**Passage shown**
━━━━
October 20th, 2013—
You wait, you watch, you listen, and the land speaks…
Splayed out flat on the deer stand’s plywood floor, I scrawled these words in the margin of a journal page. I screwed my eyes in the blue half-light and shifted among the cracked acorn shells to see what I had written—hard to tell whether the letters had a line, at least, or if I’d overlaid them. I set the pen and journal off into the darkness at my side, knowing I wouldn’t find them again until the sun came up, and joined my father in gazing out across the ridgetop pasture toward its wooded edge.
That morning we’d risen at 4 a.m., while the stars were still clear and bright, to hike up to the ridgetop before the deer would be moving. It was the primeval hour before dawn—the woods were a tangle of branch-silhouettes, and beyond the darkened tree line, a dim glow emanated.
The world seemed shrunken down to the pasture itself, as if all that lay outside it—the woods, the New River and the ridges beyond its banks—had condensed to a primordial darkness. Each moment passed in measured breaths and heartbeats spurred by the distant roar of wind through the treetops, like the sound of blood rushing. The pines bowed, and every branch and needle quivered with the possibility of the deer’s appearance.
I huddled deeper into my coat, shivering. Dad shifted and reached for the rifle at his side. It had been my Paw Paw’s, his father’s—a Winchester .30-30 with a smooth walnut stock. Pressing his eye to the scope, he scanned the treeline then passed the rifle to me. It was not loaded.
━━━━
**Stored records**

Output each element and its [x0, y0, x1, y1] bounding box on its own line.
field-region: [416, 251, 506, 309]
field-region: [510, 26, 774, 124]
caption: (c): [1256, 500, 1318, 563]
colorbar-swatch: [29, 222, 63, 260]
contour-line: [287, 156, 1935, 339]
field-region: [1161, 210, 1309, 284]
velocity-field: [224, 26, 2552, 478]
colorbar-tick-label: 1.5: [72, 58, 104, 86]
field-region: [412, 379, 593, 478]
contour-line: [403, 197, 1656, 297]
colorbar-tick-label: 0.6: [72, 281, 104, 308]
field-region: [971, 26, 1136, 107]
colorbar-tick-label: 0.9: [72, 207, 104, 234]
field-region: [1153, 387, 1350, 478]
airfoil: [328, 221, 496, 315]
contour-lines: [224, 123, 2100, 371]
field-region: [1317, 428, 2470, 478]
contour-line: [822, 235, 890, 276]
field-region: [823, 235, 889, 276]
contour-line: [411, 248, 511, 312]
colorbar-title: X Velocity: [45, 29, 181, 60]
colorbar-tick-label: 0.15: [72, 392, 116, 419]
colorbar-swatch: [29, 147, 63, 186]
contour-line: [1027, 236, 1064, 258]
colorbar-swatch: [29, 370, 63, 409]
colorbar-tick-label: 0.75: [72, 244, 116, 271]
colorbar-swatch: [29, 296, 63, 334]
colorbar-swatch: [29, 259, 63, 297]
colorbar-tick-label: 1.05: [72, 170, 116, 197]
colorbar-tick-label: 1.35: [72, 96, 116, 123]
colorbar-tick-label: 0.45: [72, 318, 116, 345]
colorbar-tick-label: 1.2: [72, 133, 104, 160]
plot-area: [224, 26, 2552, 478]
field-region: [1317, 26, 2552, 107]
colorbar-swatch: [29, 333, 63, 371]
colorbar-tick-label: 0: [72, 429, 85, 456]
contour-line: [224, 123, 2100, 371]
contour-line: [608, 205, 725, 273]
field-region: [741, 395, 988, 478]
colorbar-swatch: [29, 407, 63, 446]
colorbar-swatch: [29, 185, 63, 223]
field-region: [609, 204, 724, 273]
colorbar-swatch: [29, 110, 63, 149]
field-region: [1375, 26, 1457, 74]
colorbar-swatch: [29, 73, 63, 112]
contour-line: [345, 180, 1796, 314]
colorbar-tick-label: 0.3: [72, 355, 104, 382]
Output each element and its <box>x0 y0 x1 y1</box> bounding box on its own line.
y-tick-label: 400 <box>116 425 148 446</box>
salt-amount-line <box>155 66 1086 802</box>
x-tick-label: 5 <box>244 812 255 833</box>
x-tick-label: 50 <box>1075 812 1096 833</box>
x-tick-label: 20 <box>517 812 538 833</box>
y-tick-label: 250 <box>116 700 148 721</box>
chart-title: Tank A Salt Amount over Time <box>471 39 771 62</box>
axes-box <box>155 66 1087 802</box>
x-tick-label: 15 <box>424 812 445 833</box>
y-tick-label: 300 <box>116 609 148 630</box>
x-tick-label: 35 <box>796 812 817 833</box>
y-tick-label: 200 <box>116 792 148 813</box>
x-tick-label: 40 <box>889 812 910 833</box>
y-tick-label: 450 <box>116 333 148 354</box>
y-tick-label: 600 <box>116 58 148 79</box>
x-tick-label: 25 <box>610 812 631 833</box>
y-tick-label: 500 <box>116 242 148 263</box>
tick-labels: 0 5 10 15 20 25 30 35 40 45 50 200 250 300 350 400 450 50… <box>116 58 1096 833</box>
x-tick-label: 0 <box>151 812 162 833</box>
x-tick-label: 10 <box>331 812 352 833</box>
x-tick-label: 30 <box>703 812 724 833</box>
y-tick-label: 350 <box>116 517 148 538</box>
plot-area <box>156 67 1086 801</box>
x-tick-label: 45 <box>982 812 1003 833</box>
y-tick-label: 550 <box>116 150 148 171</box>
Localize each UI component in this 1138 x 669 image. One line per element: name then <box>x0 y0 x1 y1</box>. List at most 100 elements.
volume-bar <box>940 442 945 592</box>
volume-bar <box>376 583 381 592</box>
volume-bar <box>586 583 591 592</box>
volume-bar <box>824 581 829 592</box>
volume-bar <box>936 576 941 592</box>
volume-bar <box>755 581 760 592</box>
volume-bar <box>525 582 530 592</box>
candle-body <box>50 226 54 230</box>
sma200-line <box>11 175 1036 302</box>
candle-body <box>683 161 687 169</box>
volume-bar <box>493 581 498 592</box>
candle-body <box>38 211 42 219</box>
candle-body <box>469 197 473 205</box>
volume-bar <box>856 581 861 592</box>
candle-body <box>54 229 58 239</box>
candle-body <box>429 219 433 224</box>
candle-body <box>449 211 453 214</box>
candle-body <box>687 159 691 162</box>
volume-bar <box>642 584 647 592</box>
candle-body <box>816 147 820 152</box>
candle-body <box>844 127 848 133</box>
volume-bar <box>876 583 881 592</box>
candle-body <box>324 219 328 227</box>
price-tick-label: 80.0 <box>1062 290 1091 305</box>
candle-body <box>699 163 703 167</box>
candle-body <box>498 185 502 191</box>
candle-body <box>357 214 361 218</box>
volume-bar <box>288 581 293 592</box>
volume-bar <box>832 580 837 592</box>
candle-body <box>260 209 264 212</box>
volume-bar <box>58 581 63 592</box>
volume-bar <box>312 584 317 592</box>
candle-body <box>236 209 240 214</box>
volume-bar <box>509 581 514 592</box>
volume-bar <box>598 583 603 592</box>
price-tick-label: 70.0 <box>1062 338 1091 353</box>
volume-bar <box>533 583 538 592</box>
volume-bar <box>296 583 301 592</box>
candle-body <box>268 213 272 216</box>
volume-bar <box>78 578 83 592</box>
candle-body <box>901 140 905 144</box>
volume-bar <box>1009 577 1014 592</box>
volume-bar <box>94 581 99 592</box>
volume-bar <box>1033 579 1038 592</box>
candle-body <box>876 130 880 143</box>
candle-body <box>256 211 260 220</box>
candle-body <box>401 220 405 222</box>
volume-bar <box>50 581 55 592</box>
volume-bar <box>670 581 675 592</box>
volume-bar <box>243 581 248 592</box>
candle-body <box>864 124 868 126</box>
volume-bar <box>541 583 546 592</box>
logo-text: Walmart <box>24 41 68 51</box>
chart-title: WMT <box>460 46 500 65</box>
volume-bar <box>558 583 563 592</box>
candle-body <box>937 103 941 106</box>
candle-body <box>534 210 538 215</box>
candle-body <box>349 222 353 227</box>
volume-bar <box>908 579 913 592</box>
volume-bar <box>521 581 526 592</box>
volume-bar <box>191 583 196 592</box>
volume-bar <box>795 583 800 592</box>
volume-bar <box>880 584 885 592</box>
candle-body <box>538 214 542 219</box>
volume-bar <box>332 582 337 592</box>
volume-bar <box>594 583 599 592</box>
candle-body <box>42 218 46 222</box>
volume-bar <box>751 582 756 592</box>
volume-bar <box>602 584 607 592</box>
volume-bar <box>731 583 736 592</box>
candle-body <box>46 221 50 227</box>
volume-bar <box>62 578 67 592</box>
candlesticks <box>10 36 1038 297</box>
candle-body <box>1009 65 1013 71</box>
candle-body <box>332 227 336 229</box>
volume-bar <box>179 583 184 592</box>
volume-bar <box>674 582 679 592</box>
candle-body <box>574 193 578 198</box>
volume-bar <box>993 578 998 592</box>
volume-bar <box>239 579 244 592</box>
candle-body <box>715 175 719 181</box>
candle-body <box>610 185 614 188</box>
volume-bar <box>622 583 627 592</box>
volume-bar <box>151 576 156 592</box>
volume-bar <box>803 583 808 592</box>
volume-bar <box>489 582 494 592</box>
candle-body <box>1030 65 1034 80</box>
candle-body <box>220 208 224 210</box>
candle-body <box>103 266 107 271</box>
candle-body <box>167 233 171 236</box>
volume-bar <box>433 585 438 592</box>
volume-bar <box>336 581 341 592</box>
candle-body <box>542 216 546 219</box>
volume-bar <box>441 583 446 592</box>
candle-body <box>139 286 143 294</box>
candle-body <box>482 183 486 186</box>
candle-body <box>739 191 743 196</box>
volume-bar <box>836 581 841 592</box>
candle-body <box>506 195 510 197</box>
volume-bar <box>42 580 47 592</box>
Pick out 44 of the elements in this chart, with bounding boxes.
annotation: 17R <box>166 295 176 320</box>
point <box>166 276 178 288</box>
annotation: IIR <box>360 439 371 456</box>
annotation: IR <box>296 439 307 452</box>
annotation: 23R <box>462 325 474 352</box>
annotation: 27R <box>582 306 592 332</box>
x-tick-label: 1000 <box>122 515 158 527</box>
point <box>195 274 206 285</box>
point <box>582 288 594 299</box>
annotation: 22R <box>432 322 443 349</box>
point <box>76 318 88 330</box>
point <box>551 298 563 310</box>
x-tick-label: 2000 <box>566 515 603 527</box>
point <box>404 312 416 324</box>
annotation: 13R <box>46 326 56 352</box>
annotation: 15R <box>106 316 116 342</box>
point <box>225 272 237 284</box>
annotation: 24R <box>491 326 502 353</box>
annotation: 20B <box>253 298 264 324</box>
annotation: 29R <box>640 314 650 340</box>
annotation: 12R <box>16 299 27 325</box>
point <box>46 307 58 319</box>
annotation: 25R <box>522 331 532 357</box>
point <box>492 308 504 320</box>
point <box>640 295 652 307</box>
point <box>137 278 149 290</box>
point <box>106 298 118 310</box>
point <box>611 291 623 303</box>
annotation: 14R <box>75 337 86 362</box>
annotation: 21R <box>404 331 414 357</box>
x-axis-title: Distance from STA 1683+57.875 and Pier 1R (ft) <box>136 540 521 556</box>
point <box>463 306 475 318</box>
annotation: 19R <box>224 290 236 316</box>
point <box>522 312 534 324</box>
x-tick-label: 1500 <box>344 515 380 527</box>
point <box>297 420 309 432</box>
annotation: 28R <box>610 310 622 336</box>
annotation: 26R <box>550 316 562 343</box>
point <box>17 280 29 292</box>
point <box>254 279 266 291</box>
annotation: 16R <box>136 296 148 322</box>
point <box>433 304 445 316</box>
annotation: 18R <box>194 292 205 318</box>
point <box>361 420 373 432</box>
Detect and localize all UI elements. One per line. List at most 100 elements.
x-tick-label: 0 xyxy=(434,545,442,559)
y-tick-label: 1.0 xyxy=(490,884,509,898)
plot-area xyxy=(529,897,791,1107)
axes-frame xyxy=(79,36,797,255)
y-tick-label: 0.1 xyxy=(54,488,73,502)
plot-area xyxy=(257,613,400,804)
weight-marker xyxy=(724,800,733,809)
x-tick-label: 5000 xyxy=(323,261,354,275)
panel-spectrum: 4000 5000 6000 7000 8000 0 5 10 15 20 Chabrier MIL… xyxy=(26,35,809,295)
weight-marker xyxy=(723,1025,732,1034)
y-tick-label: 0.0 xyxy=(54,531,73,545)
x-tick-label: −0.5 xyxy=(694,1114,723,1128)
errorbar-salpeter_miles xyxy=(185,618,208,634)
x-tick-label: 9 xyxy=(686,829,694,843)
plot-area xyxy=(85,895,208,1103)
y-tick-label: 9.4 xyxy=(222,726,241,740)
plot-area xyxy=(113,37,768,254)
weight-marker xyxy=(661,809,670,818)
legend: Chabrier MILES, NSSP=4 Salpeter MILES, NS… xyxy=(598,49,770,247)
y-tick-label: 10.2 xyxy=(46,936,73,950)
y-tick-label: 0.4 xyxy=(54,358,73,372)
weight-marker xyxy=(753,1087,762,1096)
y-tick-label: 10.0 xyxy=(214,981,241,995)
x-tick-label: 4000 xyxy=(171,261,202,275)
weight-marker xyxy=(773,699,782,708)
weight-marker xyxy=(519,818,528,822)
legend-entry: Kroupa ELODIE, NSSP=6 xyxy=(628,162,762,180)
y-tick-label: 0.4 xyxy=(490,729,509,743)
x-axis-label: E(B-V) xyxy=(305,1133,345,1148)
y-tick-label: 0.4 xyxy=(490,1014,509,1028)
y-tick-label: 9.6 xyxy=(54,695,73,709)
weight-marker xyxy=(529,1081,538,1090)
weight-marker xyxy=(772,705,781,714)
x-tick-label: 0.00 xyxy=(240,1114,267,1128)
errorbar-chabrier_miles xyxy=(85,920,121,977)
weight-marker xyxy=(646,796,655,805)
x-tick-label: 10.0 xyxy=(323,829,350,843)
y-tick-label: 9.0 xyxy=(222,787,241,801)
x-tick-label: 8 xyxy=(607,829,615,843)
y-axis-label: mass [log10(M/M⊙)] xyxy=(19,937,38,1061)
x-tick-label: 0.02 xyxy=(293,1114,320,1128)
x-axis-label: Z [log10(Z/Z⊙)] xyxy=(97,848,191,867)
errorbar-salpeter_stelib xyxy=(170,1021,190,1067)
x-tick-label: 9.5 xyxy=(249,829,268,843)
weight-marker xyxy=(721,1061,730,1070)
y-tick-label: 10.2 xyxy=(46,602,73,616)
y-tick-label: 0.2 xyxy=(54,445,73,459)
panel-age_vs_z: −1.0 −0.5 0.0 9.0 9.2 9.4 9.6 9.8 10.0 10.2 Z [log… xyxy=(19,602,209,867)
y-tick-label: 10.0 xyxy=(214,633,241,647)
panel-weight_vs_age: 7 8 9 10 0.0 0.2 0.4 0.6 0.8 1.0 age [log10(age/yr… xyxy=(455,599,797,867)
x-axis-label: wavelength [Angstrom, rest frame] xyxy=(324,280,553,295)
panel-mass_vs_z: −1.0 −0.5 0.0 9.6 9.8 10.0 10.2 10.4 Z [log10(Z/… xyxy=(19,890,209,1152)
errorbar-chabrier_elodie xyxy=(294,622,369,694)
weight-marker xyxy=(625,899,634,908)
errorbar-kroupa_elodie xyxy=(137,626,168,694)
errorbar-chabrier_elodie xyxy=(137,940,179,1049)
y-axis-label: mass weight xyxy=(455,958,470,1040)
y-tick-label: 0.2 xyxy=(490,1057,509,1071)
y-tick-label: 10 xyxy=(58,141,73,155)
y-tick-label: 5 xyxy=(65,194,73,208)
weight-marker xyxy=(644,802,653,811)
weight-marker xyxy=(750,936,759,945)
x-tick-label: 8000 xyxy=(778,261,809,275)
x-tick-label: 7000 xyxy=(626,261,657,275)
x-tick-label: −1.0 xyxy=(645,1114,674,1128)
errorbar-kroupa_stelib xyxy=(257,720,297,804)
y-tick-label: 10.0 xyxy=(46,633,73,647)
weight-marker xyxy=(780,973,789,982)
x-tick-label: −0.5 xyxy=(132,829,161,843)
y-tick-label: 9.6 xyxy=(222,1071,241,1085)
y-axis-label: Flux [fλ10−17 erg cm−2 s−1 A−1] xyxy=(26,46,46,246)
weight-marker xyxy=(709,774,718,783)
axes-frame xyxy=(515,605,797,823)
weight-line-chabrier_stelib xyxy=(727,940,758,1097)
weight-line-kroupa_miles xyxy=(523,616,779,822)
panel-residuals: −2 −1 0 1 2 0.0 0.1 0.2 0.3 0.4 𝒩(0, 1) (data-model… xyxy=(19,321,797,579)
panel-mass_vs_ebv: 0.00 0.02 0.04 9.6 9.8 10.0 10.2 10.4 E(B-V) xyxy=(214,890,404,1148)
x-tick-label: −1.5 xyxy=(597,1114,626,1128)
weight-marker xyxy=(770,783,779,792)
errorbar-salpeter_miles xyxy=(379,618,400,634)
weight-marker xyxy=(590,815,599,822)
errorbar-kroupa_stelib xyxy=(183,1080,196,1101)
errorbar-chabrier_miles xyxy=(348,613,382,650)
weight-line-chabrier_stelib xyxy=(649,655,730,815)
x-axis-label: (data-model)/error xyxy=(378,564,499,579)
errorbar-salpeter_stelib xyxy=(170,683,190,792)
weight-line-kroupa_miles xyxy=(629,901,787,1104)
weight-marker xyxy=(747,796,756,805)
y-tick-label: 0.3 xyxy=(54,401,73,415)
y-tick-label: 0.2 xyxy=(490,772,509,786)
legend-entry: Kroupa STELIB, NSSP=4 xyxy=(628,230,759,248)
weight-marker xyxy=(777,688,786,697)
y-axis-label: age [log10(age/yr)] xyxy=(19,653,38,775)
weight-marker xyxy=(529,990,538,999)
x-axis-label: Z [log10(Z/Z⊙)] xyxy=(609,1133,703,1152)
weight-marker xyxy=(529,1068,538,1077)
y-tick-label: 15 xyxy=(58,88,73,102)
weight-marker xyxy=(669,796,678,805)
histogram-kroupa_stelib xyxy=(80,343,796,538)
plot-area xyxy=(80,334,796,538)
━━━━
**What is asked**
a – Answer these questions about the deer-hunting passage, one line each:
(i) At what hour did the narrator and the father get up that morning?
(ii) What river is named among the things lying outside the pasture?
(iii) What make and caliber is the rifle, and whose had it been?
b – Write the next part of the deer-hunting passage, picking up after its final sentence, "It was not loaded."

**Answers for this exercise**
a –
(i) 4 a.m.
(ii) The New River.
(iii) A Winchester .30-30, which had been Paw Paw's, the father's father.

b –
A low mist had gathered and glided across the pasture, pooling in its folds and furrows, obscuring the edge between pasture and woods. As the glow spread, blossoming from azure to bronze, the mists faded, furled themselves into the woods’ deep hollows, down in the creek beds, over the cliff’s edge. Gradually, the forms of things emerged.
Solid and distinct, the trees stood forth, stark as obelisks, and gathered the mists about themselves like a shroud. The clover and broom sedge glimmered with frost. Overhead, the stars faded, and the first rays of morning fell upon the pasture as if for the first time. Dawn broke upon the upper New River Valley.
We stood and shaded our eyes, leaving the rifle at our feet.
“No deer this morning,” Dad said, and a smile lit his face.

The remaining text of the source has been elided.